**Short problem**
Word for word, transcribe the lines below and drop the pictures.

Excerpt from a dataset
»»

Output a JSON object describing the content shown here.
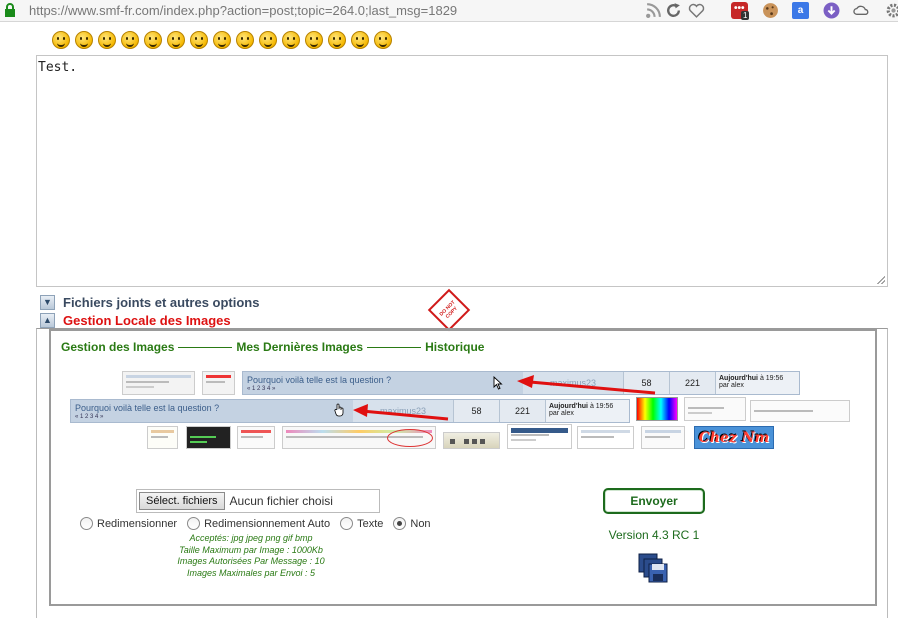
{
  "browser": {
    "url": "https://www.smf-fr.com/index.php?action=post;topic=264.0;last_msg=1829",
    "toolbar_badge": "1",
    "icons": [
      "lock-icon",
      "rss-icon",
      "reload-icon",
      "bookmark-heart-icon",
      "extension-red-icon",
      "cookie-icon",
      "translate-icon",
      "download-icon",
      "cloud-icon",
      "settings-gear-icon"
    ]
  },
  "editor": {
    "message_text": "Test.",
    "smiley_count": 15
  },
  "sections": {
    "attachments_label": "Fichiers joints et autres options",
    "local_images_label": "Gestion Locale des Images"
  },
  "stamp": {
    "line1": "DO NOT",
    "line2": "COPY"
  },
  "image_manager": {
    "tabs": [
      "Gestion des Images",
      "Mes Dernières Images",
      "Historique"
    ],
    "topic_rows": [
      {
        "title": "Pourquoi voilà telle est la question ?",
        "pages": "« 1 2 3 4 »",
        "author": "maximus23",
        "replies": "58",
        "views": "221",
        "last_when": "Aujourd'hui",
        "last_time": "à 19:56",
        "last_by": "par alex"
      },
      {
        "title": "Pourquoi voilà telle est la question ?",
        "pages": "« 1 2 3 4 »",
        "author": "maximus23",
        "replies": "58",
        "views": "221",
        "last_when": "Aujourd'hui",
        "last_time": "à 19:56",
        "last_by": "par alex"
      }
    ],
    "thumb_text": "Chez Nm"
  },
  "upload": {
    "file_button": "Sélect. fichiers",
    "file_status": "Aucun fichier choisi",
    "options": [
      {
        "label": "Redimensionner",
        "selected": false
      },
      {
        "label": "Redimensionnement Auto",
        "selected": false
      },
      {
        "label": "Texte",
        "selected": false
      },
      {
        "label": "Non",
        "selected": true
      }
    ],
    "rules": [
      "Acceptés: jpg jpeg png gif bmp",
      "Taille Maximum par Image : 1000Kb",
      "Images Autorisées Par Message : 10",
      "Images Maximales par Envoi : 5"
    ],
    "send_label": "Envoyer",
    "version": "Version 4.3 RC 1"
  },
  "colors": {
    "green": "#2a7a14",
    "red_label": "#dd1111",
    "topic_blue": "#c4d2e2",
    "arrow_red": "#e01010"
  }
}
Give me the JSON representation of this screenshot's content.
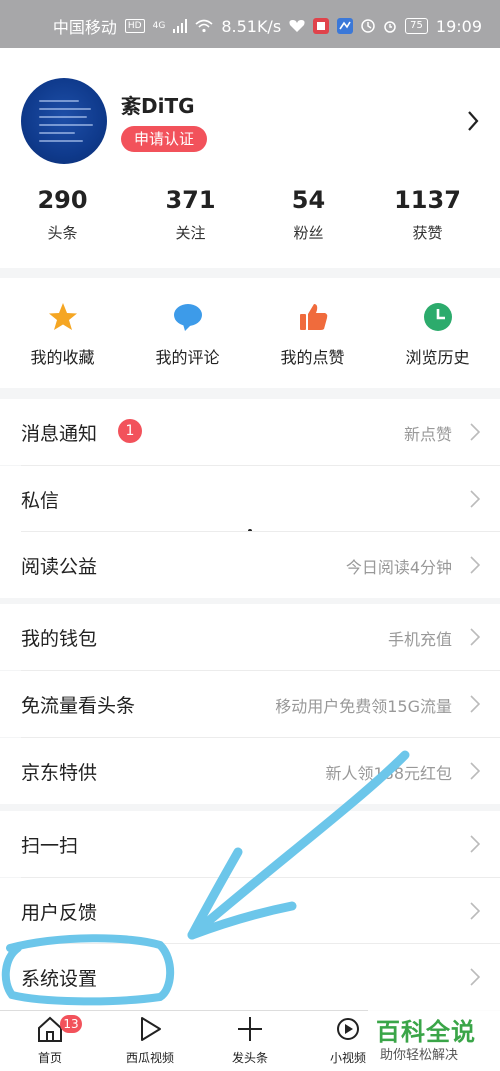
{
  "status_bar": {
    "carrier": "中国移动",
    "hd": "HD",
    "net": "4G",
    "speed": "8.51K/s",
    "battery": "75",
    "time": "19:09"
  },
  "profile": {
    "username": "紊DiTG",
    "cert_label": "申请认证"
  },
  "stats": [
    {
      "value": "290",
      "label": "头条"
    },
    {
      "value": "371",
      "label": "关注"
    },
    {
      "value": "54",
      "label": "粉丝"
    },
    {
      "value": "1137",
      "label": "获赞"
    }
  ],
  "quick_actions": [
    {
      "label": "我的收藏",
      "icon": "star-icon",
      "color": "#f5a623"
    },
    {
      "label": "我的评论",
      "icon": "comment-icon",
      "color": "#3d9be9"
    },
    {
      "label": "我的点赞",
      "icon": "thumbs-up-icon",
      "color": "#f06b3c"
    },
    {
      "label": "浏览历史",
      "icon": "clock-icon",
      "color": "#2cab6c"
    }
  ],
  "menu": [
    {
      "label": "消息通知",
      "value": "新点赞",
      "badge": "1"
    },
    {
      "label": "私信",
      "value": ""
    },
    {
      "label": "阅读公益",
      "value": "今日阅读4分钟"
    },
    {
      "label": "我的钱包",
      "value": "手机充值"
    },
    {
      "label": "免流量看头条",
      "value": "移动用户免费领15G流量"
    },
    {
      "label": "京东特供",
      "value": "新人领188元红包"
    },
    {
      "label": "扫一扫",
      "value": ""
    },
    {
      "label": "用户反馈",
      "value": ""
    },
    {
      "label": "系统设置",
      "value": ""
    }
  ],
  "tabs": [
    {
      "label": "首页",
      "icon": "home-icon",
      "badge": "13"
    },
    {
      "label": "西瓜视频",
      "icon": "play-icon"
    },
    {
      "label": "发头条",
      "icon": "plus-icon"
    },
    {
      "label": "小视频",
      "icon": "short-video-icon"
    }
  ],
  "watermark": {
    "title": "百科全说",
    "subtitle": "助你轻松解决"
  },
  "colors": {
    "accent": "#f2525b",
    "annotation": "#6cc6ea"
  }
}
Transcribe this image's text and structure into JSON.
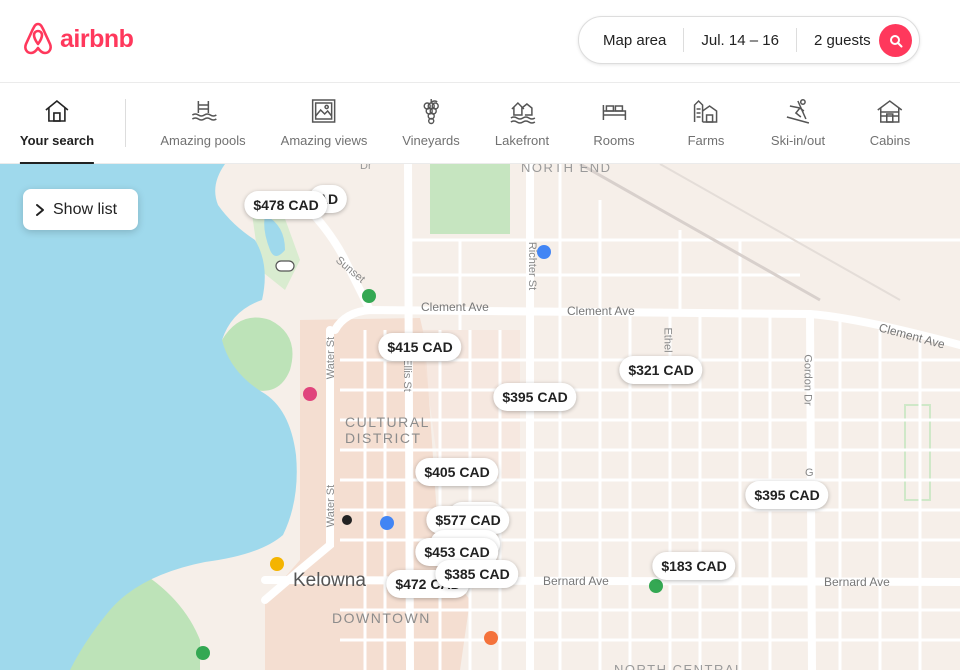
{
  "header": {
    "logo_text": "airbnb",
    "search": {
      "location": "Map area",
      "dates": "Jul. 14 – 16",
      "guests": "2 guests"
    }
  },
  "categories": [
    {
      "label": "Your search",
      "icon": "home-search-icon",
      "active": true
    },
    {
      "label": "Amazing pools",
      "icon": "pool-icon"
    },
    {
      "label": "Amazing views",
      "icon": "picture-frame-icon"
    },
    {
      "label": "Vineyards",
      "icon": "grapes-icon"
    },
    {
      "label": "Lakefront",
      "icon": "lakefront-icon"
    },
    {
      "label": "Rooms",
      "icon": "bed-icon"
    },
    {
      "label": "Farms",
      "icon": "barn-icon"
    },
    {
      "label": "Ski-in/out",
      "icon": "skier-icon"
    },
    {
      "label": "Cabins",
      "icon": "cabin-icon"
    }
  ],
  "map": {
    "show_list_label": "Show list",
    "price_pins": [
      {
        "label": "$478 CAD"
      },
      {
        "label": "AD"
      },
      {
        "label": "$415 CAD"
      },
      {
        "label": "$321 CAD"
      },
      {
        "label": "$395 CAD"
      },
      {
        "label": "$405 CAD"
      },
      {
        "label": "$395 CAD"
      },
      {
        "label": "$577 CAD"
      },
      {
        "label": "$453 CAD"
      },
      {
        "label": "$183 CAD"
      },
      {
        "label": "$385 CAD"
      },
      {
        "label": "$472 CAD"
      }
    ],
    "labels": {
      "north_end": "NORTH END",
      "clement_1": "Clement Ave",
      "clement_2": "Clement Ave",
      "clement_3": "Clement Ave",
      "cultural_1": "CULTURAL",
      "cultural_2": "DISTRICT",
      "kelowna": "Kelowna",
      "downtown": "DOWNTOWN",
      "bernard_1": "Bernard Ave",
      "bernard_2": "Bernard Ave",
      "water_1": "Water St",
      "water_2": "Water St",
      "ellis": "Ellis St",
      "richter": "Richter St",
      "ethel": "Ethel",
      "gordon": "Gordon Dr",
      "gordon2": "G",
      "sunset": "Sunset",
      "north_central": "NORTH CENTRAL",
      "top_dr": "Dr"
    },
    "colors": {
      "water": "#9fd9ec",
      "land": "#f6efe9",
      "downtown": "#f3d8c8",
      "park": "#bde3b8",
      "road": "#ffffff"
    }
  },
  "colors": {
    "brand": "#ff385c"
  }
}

««

**Correct response**
Output a JSON object describing the content shown here.
{
  "browser": {
    "url": "https://www.smf-fr.com/index.php?action=post;topic=264.0;last_msg=1829",
    "toolbar_badge": "1",
    "icons": [
      "lock-icon",
      "rss-icon",
      "reload-icon",
      "bookmark-heart-icon",
      "extension-red-icon",
      "cookie-icon",
      "translate-icon",
      "download-icon",
      "cloud-icon",
      "settings-gear-icon"
    ]
  },
  "editor": {
    "message_text": "Test.",
    "smiley_count": 15
  },
  "sections": {
    "attachments_label": "Fichiers joints et autres options",
    "local_images_label": "Gestion Locale des Images"
  },
  "stamp": {
    "line1": "DO NOT",
    "line2": "COPY"
  },
  "image_manager": {
    "tabs": [
      "Gestion des Images",
      "Mes Dernières Images",
      "Historique"
    ],
    "topic_rows": [
      {
        "title": "Pourquoi voilà telle est la question ?",
        "pages": "« 1 2 3 4 »",
        "author": "maximus23",
        "replies": "58",
        "views": "221",
        "last_when": "Aujourd'hui",
        "last_time": "à 19:56",
        "last_by": "par alex"
      },
      {
        "title": "Pourquoi voilà telle est la question ?",
        "pages": "« 1 2 3 4 »",
        "author": "maximus23",
        "replies": "58",
        "views": "221",
        "last_when": "Aujourd'hui",
        "last_time": "à 19:56",
        "last_by": "par alex"
      }
    ],
    "thumb_text": "Chez Nm"
  },
  "upload": {
    "file_button": "Sélect. fichiers",
    "file_status": "Aucun fichier choisi",
    "options": [
      {
        "label": "Redimensionner",
        "selected": false
      },
      {
        "label": "Redimensionnement Auto",
        "selected": false
      },
      {
        "label": "Texte",
        "selected": false
      },
      {
        "label": "Non",
        "selected": true
      }
    ],
    "rules": [
      "Acceptés: jpg jpeg png gif bmp",
      "Taille Maximum par Image : 1000Kb",
      "Images Autorisées Par Message : 10",
      "Images Maximales par Envoi : 5"
    ],
    "send_label": "Envoyer",
    "version": "Version 4.3 RC 1"
  },
  "colors": {
    "green": "#2a7a14",
    "red_label": "#dd1111",
    "topic_blue": "#c4d2e2",
    "arrow_red": "#e01010"
  }
}
Give me the JSON representation of this screenshot's content.
{
  "status_bar": {
    "carrier": "中国移动",
    "hd": "HD",
    "net": "4G",
    "speed": "8.51K/s",
    "battery": "75",
    "time": "19:09"
  },
  "profile": {
    "username": "紊DiTG",
    "cert_label": "申请认证"
  },
  "stats": [
    {
      "value": "290",
      "label": "头条"
    },
    {
      "value": "371",
      "label": "关注"
    },
    {
      "value": "54",
      "label": "粉丝"
    },
    {
      "value": "1137",
      "label": "获赞"
    }
  ],
  "quick_actions": [
    {
      "label": "我的收藏",
      "icon": "star-icon",
      "color": "#f5a623"
    },
    {
      "label": "我的评论",
      "icon": "comment-icon",
      "color": "#3d9be9"
    },
    {
      "label": "我的点赞",
      "icon": "thumbs-up-icon",
      "color": "#f06b3c"
    },
    {
      "label": "浏览历史",
      "icon": "clock-icon",
      "color": "#2cab6c"
    }
  ],
  "menu": [
    {
      "label": "消息通知",
      "value": "新点赞",
      "badge": "1"
    },
    {
      "label": "私信",
      "value": ""
    },
    {
      "label": "阅读公益",
      "value": "今日阅读4分钟"
    },
    {
      "label": "我的钱包",
      "value": "手机充值"
    },
    {
      "label": "免流量看头条",
      "value": "移动用户免费领15G流量"
    },
    {
      "label": "京东特供",
      "value": "新人领188元红包"
    },
    {
      "label": "扫一扫",
      "value": ""
    },
    {
      "label": "用户反馈",
      "value": ""
    },
    {
      "label": "系统设置",
      "value": ""
    }
  ],
  "tabs": [
    {
      "label": "首页",
      "icon": "home-icon",
      "badge": "13"
    },
    {
      "label": "西瓜视频",
      "icon": "play-icon"
    },
    {
      "label": "发头条",
      "icon": "plus-icon"
    },
    {
      "label": "小视频",
      "icon": "short-video-icon"
    }
  ],
  "watermark": {
    "title": "百科全说",
    "subtitle": "助你轻松解决"
  },
  "colors": {
    "accent": "#f2525b",
    "annotation": "#6cc6ea"
  }
}
Transcribe this image's text and structure into JSON.
{
  "header": {
    "logo_text": "airbnb",
    "search": {
      "location": "Map area",
      "dates": "Jul. 14 – 16",
      "guests": "2 guests"
    }
  },
  "categories": [
    {
      "label": "Your search",
      "icon": "home-search-icon",
      "active": true
    },
    {
      "label": "Amazing pools",
      "icon": "pool-icon"
    },
    {
      "label": "Amazing views",
      "icon": "picture-frame-icon"
    },
    {
      "label": "Vineyards",
      "icon": "grapes-icon"
    },
    {
      "label": "Lakefront",
      "icon": "lakefront-icon"
    },
    {
      "label": "Rooms",
      "icon": "bed-icon"
    },
    {
      "label": "Farms",
      "icon": "barn-icon"
    },
    {
      "label": "Ski-in/out",
      "icon": "skier-icon"
    },
    {
      "label": "Cabins",
      "icon": "cabin-icon"
    }
  ],
  "map": {
    "show_list_label": "Show list",
    "price_pins": [
      {
        "label": "$478 CAD"
      },
      {
        "label": "AD"
      },
      {
        "label": "$415 CAD"
      },
      {
        "label": "$321 CAD"
      },
      {
        "label": "$395 CAD"
      },
      {
        "label": "$405 CAD"
      },
      {
        "label": "$395 CAD"
      },
      {
        "label": "$577 CAD"
      },
      {
        "label": "$453 CAD"
      },
      {
        "label": "$183 CAD"
      },
      {
        "label": "$385 CAD"
      },
      {
        "label": "$472 CAD"
      }
    ],
    "labels": {
      "north_end": "NORTH END",
      "clement_1": "Clement Ave",
      "clement_2": "Clement Ave",
      "clement_3": "Clement Ave",
      "cultural_1": "CULTURAL",
      "cultural_2": "DISTRICT",
      "kelowna": "Kelowna",
      "downtown": "DOWNTOWN",
      "bernard_1": "Bernard Ave",
      "bernard_2": "Bernard Ave",
      "water_1": "Water St",
      "water_2": "Water St",
      "ellis": "Ellis St",
      "richter": "Richter St",
      "ethel": "Ethel",
      "gordon": "Gordon Dr",
      "gordon2": "G",
      "sunset": "Sunset",
      "north_central": "NORTH CENTRAL",
      "top_dr": "Dr"
    },
    "colors": {
      "water": "#9fd9ec",
      "land": "#f6efe9",
      "downtown": "#f3d8c8",
      "park": "#bde3b8",
      "road": "#ffffff"
    }
  },
  "colors": {
    "brand": "#ff385c"
  }
}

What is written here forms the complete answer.